• PROVIDED RECORDS:

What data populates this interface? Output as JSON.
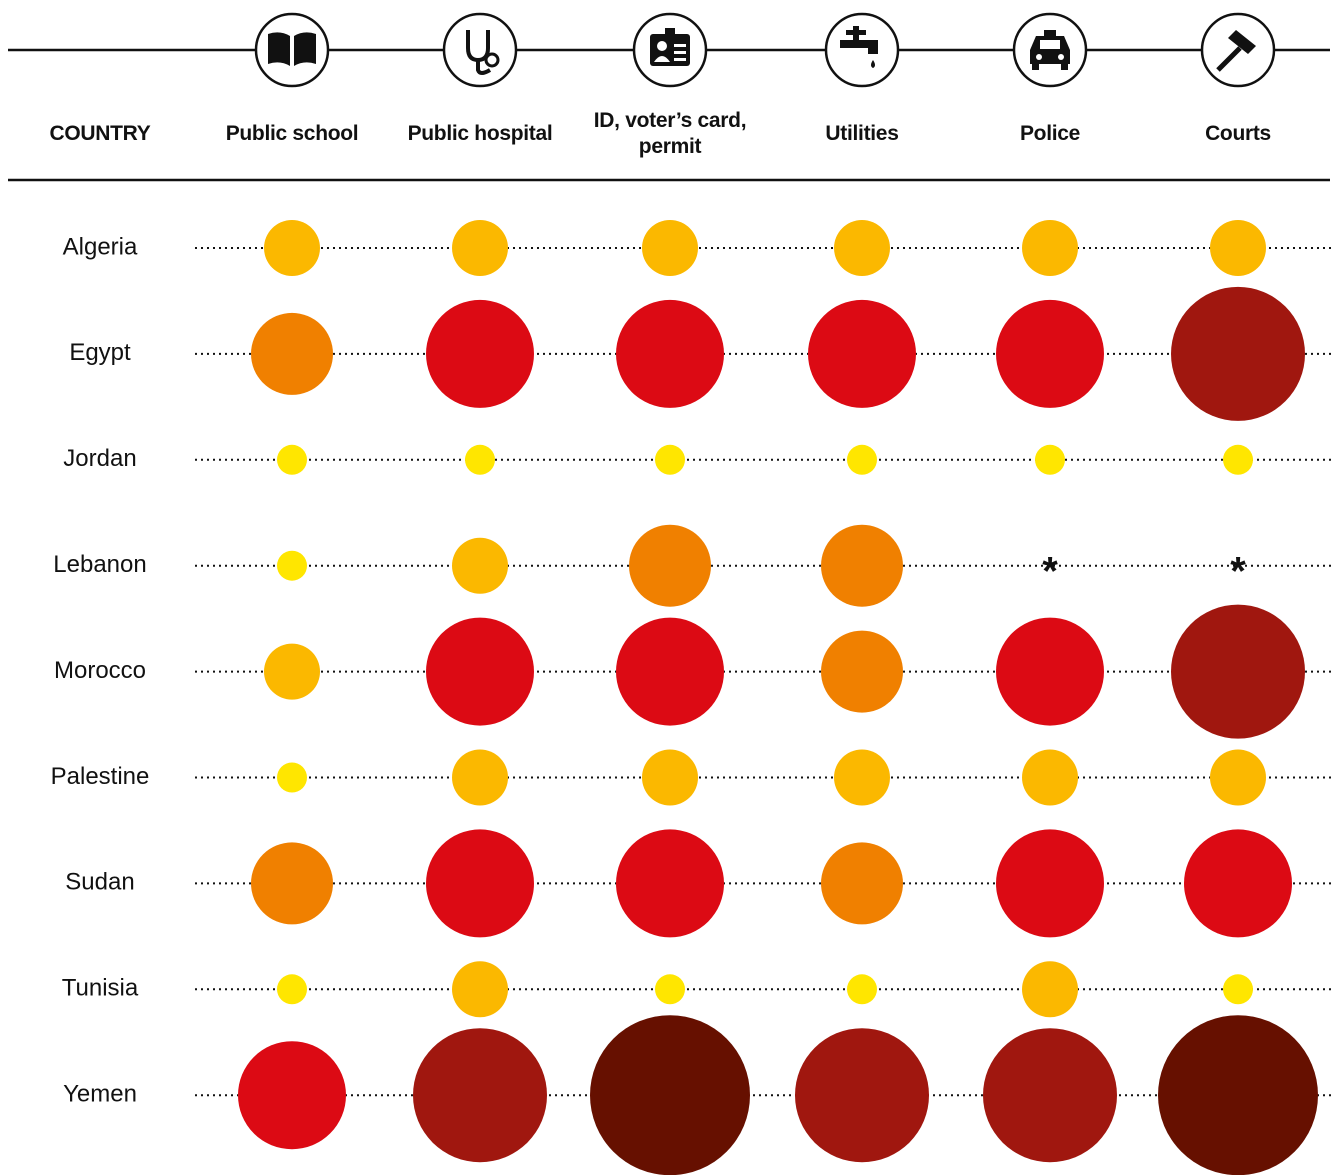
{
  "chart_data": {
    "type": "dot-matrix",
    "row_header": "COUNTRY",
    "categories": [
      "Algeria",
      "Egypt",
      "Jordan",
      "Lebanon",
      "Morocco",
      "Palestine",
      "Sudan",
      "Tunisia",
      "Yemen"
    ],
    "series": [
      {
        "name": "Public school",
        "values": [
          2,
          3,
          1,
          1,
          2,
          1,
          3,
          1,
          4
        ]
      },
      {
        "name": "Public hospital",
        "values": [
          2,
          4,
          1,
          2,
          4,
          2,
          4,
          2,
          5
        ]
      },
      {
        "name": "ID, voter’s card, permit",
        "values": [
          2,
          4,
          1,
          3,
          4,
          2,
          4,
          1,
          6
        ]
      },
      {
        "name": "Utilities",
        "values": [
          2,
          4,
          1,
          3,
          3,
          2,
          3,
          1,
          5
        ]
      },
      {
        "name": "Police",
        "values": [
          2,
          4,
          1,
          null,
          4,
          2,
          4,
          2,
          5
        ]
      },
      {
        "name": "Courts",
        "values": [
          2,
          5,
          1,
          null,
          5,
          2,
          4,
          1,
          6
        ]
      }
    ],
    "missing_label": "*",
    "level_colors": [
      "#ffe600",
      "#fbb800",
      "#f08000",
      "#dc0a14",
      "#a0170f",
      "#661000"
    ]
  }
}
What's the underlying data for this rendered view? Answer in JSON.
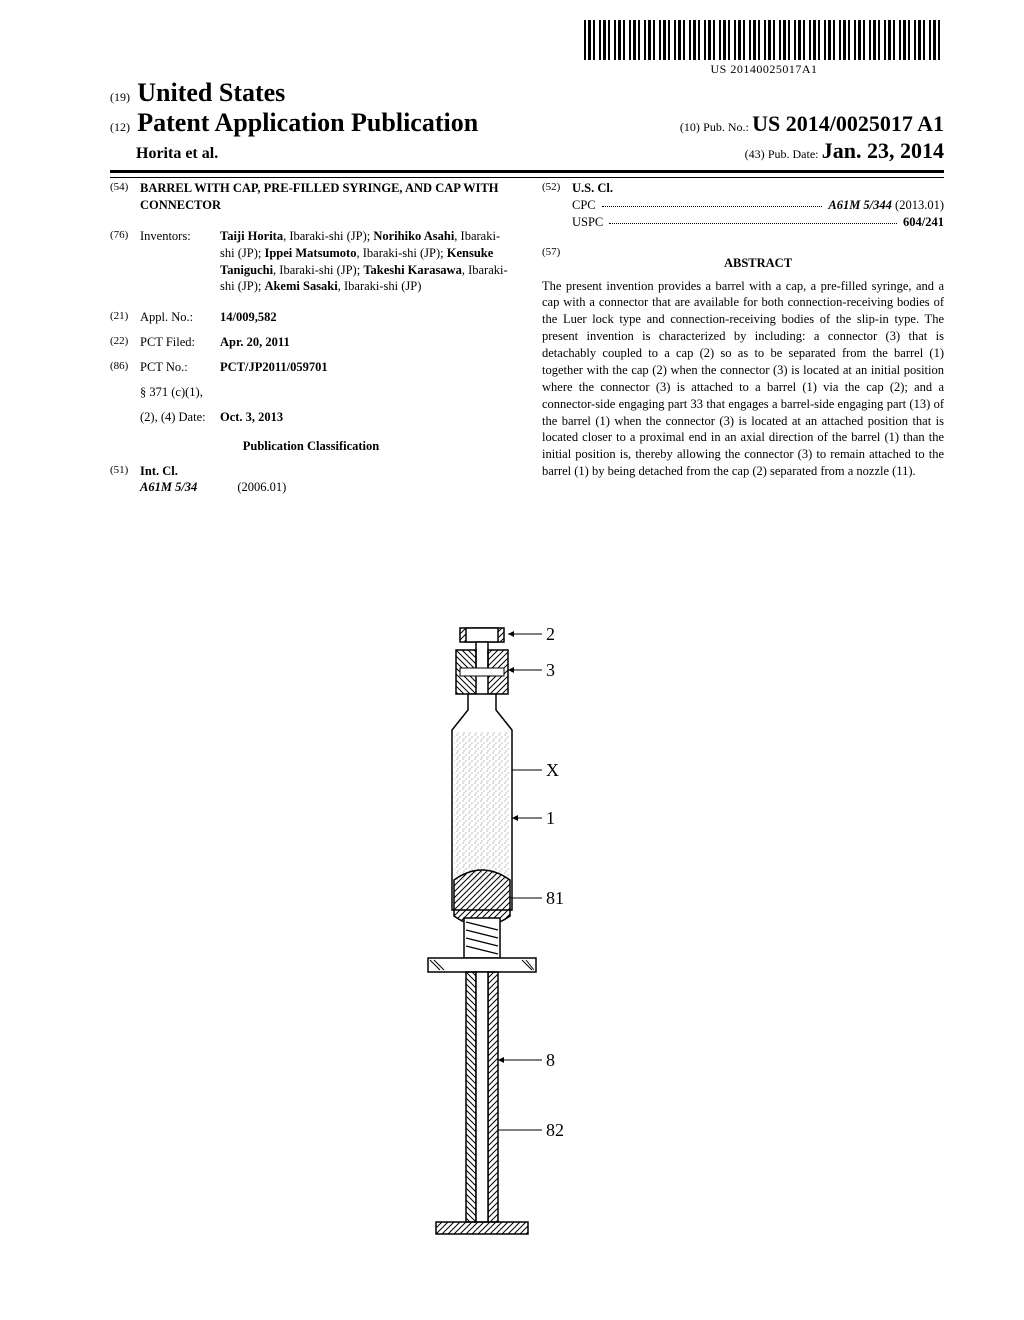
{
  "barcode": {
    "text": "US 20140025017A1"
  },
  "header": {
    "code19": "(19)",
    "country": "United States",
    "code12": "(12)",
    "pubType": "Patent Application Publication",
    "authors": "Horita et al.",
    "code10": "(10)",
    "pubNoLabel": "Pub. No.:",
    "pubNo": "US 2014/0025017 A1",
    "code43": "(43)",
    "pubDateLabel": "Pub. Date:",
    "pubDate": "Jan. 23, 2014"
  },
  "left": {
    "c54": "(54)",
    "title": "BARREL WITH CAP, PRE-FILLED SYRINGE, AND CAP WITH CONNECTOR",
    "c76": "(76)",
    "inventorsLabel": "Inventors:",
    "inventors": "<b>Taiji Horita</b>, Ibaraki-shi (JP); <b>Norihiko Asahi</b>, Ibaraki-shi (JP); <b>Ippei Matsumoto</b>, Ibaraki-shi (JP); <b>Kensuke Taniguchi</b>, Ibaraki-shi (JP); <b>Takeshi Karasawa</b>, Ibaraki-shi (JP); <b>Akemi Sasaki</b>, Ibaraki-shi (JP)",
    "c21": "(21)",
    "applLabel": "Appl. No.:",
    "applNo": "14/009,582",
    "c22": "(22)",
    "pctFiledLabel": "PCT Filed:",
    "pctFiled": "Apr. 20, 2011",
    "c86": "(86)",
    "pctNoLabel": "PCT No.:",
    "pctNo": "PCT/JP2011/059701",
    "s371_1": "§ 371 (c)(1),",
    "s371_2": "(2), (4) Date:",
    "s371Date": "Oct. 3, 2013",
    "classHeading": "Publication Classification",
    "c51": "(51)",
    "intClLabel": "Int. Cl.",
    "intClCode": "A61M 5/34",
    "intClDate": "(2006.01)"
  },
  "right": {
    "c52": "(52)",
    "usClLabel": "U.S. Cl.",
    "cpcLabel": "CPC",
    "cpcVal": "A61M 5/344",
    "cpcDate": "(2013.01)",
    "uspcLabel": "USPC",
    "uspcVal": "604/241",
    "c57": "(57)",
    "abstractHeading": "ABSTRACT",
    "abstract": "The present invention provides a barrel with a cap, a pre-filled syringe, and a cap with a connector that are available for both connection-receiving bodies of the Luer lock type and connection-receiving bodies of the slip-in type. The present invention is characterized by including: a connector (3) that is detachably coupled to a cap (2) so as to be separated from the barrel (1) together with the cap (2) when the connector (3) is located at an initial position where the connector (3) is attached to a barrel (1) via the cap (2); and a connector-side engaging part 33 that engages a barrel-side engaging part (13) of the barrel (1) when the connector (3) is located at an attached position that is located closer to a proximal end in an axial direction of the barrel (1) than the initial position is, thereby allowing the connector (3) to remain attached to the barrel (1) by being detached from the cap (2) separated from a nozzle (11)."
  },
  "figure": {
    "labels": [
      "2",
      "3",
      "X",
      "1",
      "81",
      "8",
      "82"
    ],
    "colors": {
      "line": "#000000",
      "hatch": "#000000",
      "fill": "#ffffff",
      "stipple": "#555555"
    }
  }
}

• EXERCISE REQUIREMENTS: Pull out every line of the entries that includes the word "name".

• EXERCISE ANSWER:
        "name": "Public school",
        "name": "Public hospital",
        "name": "ID, voter’s card, permit",
        "name": "Utilities",
        "name": "Police",
        "name": "Courts",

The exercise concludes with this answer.